**THE INPUT:**
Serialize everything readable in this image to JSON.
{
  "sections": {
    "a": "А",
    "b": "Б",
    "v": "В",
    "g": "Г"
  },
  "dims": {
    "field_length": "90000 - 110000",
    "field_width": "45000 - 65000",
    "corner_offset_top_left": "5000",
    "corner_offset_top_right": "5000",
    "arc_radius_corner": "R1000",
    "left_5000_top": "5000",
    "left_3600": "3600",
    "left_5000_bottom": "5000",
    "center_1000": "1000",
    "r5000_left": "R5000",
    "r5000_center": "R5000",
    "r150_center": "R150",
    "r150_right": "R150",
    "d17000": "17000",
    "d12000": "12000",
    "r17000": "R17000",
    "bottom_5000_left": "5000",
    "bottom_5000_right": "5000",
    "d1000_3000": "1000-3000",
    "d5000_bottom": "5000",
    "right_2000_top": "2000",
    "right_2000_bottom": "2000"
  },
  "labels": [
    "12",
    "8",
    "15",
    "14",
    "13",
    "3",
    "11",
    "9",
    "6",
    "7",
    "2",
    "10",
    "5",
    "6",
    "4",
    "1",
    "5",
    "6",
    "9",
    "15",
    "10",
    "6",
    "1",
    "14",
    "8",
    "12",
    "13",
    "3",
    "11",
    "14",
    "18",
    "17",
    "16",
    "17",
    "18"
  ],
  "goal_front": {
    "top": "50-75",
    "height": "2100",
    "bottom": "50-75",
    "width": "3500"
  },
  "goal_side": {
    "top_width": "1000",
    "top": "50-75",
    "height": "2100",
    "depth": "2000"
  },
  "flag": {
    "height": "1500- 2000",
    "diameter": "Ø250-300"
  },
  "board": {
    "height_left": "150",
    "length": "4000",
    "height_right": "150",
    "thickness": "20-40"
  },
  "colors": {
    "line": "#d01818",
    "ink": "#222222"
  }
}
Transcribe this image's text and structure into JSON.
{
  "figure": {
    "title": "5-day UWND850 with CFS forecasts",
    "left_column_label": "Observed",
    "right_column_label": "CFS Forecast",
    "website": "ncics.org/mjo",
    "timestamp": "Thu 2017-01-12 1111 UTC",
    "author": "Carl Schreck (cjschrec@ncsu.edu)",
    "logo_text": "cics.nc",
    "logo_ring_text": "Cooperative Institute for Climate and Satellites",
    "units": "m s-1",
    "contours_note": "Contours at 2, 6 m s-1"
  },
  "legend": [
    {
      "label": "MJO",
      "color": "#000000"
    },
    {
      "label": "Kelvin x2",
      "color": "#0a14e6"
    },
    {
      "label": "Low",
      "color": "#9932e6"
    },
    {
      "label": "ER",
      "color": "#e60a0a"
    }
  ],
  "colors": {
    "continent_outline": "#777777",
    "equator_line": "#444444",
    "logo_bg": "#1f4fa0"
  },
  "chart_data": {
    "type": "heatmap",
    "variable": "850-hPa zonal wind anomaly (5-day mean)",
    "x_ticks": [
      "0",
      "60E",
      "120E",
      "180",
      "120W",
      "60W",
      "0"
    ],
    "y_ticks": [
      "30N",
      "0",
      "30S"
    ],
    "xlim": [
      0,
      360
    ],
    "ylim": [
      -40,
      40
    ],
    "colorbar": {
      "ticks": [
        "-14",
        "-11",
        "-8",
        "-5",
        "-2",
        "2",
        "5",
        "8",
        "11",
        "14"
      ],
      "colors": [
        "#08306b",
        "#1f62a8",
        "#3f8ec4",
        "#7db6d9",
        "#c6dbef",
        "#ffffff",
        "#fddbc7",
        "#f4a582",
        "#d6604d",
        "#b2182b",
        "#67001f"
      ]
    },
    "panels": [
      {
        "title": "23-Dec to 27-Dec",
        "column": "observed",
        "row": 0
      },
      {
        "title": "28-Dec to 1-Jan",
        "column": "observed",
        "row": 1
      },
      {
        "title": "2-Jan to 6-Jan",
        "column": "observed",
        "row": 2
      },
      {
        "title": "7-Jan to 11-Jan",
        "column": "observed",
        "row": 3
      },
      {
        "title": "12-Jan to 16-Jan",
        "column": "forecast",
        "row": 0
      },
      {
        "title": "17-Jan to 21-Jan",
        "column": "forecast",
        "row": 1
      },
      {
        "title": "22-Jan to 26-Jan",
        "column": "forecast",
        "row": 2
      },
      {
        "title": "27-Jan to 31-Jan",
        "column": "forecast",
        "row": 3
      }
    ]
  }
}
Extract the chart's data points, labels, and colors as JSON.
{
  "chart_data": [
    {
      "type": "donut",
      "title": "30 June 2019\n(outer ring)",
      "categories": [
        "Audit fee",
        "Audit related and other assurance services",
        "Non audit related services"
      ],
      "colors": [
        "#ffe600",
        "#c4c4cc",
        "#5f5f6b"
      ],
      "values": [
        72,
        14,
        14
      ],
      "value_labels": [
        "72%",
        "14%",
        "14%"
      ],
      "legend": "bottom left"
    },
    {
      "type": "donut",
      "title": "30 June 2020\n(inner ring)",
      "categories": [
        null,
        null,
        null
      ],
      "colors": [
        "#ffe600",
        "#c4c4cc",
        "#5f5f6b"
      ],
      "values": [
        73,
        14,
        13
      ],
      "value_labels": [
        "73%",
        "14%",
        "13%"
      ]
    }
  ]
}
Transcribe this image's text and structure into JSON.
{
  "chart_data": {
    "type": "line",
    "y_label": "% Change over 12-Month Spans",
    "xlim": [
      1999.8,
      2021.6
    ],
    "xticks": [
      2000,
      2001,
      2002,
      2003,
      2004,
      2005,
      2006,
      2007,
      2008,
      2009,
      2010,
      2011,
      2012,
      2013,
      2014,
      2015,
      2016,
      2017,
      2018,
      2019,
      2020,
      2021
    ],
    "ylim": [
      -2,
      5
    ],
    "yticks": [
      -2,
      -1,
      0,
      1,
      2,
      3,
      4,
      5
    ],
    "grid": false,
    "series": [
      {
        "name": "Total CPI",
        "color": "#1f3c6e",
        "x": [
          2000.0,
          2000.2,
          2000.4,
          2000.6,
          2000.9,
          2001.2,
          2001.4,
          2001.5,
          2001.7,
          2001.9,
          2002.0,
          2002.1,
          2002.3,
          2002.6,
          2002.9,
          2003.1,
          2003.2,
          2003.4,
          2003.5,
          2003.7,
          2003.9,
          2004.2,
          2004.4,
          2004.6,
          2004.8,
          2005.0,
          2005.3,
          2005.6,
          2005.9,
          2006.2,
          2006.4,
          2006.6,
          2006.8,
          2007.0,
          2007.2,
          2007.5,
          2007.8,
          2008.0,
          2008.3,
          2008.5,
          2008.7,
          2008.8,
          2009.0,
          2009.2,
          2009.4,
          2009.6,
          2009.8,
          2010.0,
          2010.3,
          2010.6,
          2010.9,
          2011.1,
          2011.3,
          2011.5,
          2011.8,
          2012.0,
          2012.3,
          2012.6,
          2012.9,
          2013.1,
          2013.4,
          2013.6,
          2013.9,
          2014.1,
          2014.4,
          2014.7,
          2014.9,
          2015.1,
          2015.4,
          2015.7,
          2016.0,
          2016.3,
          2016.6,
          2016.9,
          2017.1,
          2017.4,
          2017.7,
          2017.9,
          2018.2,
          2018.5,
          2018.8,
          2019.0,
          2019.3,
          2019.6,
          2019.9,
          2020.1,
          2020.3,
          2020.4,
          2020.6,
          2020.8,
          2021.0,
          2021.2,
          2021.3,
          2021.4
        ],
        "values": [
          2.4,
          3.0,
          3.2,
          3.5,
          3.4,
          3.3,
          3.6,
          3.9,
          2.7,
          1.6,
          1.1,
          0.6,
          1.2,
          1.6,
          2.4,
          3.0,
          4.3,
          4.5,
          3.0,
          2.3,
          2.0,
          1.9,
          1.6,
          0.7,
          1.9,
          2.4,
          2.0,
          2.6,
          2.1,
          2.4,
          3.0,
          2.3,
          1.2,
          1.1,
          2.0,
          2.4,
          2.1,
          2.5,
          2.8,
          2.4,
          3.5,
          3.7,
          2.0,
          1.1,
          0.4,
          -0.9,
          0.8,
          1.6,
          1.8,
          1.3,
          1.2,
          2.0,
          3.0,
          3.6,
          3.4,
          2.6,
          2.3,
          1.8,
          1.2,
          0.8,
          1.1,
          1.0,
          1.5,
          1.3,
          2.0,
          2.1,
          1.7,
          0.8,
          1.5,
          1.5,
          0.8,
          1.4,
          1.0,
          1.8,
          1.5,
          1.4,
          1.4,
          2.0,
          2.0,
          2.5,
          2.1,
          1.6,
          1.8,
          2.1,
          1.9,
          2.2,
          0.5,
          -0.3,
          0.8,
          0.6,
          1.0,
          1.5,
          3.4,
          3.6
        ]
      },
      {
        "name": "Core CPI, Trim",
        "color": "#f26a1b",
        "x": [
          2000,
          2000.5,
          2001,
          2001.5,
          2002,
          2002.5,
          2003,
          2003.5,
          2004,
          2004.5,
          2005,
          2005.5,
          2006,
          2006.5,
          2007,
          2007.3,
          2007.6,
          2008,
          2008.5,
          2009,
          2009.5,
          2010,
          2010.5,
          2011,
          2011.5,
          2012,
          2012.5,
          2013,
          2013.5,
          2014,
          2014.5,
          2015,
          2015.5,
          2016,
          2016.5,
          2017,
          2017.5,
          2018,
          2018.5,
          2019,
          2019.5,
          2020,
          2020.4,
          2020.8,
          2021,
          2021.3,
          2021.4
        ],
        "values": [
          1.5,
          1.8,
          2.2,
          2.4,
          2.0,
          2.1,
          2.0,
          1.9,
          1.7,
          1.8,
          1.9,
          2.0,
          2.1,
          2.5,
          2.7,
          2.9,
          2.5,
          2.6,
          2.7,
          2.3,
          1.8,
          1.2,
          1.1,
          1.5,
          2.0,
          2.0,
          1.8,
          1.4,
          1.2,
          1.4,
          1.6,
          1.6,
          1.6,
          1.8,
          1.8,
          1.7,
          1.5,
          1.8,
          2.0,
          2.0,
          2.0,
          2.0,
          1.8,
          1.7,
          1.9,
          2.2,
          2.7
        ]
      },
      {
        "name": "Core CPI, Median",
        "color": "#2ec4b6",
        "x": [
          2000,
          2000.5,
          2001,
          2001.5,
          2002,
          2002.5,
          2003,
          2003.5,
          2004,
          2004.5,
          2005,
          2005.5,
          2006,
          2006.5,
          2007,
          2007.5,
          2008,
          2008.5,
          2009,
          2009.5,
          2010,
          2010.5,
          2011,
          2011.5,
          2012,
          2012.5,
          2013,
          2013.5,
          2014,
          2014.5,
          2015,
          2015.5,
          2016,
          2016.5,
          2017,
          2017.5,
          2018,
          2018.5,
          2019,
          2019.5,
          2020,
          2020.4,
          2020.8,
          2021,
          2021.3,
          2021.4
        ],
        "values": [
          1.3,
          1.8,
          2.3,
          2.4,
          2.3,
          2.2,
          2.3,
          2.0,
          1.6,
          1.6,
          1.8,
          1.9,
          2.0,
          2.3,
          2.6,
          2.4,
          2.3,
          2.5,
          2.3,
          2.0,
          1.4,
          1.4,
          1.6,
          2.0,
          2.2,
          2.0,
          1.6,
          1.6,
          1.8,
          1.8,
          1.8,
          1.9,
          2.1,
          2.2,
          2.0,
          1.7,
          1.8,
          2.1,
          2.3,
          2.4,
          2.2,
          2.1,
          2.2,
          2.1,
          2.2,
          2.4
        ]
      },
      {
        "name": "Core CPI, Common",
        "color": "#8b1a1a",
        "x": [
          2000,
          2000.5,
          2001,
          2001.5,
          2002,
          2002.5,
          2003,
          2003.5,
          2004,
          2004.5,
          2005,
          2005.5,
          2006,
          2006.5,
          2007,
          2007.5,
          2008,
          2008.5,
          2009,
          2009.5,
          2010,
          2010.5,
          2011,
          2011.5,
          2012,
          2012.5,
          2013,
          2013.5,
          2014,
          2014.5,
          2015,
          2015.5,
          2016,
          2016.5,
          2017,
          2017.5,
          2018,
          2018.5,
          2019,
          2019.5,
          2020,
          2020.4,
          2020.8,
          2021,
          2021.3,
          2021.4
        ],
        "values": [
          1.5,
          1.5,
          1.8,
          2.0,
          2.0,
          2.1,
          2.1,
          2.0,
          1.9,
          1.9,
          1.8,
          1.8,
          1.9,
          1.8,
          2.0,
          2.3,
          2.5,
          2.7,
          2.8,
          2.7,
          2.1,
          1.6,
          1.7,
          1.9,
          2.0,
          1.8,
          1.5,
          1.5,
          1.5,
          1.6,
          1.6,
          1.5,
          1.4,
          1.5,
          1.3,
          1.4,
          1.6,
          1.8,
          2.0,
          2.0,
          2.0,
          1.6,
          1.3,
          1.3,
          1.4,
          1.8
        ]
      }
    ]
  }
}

**SHORT PROBLEM:**
From the entries above, extract each line containing "type".

**TASK SOLUTION:**
    "type": "heatmap",
      "type": "donut",
      "type": "donut",
    "type": "line",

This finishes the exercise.